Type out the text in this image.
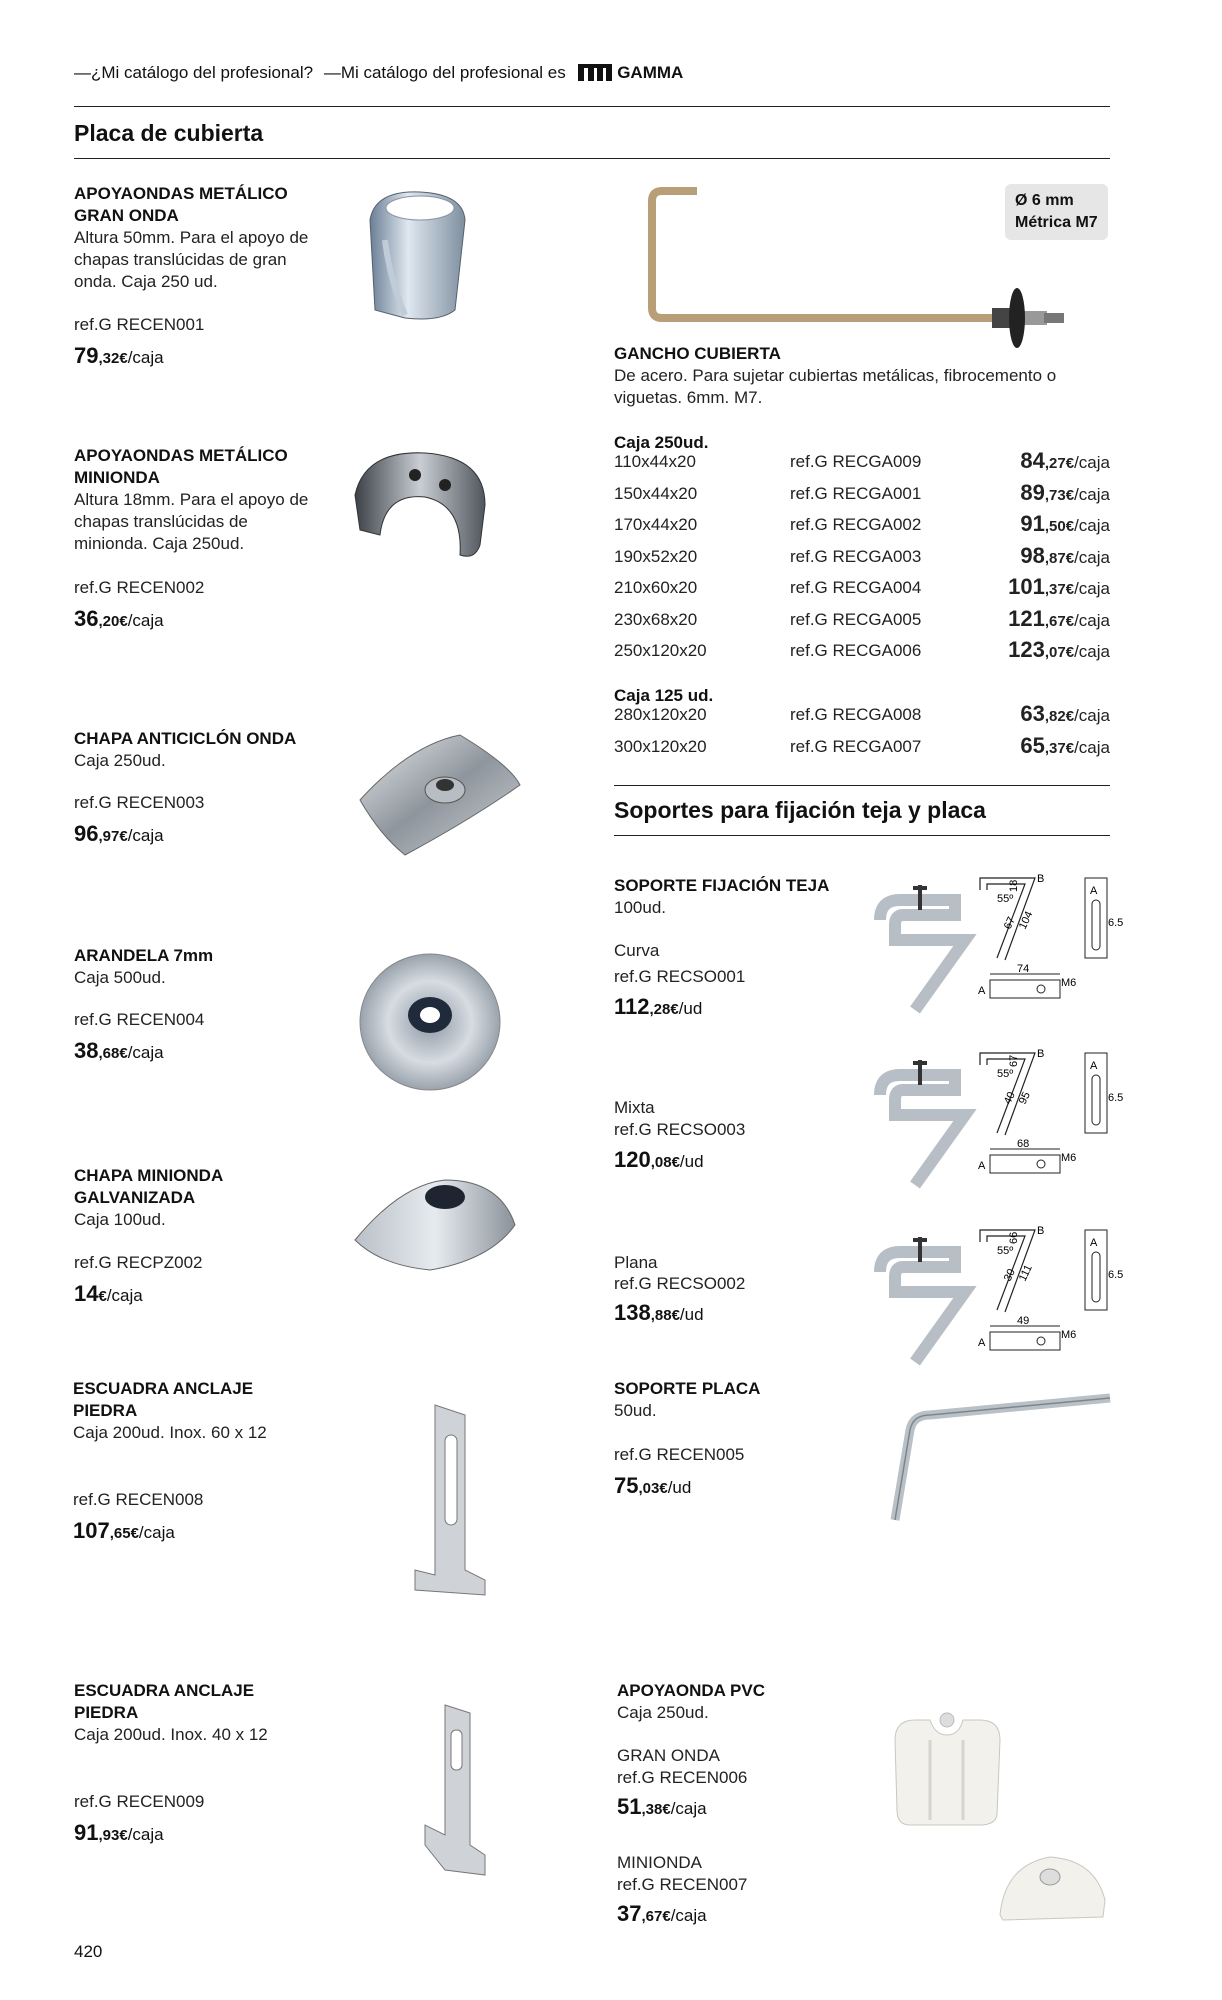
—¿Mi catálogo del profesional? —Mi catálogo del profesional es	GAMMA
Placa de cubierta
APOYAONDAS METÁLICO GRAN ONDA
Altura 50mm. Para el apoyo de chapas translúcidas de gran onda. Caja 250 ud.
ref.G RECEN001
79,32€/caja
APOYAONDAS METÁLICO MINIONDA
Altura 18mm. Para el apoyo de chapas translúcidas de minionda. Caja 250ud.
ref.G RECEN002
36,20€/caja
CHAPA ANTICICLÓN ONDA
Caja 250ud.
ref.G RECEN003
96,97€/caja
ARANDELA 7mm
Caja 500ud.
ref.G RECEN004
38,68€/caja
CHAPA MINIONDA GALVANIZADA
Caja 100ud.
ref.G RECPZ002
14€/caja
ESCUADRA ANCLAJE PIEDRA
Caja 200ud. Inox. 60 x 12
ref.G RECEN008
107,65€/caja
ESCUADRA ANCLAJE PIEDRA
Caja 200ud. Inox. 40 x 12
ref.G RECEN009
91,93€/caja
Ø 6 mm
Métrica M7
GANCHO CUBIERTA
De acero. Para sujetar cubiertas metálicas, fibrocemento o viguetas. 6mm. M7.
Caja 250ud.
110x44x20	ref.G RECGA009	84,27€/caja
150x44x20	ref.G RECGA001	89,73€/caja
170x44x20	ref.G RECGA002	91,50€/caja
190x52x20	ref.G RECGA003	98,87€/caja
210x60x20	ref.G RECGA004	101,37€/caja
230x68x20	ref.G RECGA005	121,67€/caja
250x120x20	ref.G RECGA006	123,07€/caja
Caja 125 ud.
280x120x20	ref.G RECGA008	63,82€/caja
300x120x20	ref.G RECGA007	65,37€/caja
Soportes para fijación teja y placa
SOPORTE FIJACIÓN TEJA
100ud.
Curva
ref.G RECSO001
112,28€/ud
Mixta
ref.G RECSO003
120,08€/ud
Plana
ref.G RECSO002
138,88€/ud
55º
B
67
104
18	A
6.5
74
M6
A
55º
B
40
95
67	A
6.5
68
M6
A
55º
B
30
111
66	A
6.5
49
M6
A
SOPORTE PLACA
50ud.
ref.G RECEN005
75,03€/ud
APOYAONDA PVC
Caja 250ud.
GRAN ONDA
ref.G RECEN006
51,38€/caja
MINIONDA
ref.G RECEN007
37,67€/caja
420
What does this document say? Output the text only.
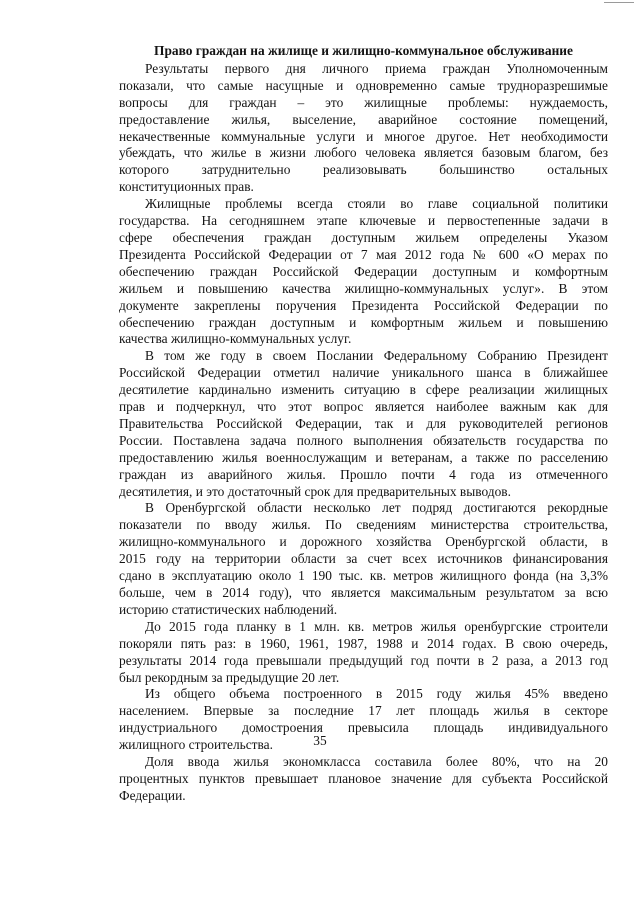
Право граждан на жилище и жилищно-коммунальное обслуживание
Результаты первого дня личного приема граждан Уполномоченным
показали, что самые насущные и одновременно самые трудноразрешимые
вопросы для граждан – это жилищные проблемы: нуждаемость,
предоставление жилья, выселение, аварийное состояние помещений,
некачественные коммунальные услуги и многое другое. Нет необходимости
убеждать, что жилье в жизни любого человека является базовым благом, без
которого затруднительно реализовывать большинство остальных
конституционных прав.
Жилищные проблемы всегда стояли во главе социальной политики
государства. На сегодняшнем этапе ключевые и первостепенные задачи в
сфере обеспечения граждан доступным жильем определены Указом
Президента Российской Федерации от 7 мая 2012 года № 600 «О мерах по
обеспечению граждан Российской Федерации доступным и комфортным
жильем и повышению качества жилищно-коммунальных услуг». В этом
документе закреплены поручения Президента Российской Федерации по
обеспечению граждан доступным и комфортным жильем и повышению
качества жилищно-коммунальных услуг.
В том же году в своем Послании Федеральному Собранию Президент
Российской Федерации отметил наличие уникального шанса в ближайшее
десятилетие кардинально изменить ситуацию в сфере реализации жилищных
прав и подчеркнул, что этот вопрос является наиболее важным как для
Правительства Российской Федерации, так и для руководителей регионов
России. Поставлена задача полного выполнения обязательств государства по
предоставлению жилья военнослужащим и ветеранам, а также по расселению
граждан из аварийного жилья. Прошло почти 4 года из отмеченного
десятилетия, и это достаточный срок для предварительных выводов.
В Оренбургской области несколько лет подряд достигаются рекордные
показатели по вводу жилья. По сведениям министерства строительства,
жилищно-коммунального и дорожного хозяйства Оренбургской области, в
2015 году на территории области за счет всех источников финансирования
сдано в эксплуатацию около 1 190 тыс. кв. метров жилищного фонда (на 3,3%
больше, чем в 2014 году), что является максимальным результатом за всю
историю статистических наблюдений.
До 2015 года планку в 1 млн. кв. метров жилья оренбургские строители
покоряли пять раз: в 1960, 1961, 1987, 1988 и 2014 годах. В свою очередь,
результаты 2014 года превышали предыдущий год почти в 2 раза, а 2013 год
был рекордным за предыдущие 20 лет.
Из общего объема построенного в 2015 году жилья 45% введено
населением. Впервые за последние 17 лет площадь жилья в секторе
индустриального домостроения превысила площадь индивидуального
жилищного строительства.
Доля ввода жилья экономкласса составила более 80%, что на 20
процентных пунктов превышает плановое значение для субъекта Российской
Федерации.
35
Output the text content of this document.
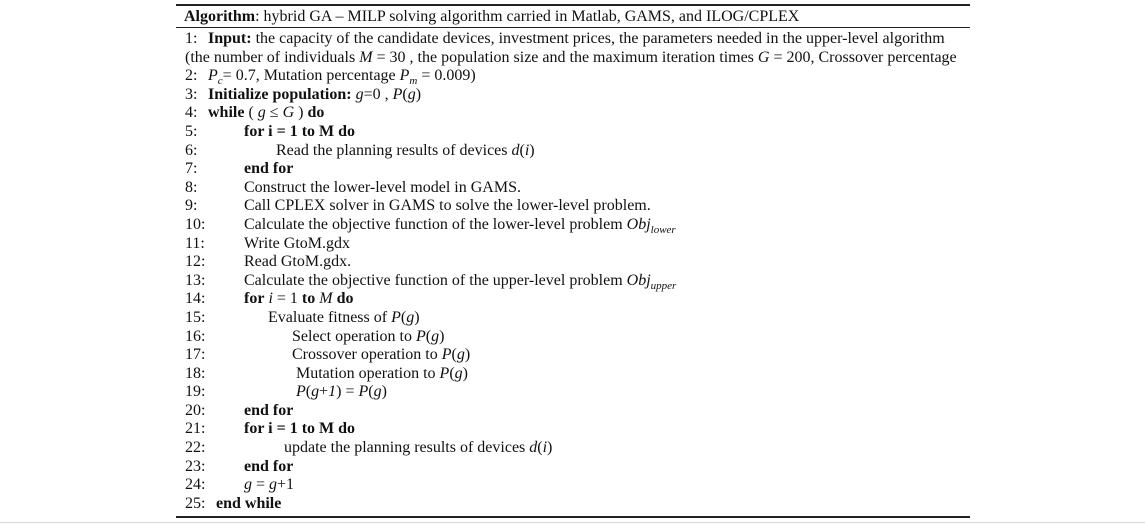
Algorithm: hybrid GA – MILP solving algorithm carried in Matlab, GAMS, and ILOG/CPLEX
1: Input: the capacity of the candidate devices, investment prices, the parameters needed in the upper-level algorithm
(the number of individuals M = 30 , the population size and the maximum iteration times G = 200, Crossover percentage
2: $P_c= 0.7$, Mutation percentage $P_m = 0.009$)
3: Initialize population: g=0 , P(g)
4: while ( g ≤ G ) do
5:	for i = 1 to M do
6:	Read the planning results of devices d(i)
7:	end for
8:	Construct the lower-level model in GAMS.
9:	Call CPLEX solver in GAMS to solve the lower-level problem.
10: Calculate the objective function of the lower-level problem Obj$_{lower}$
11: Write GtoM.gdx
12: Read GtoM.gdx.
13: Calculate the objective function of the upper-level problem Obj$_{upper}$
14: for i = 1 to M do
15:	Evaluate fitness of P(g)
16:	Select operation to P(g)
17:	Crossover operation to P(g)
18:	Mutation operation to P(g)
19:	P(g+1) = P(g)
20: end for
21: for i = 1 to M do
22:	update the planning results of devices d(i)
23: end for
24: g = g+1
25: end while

- Goal of the exercise -
Which lines contain "results"? Copy each of them out.

- Task solution -
6:	Read the planning results of devices d(i)
22:	update the planning results of devices d(i)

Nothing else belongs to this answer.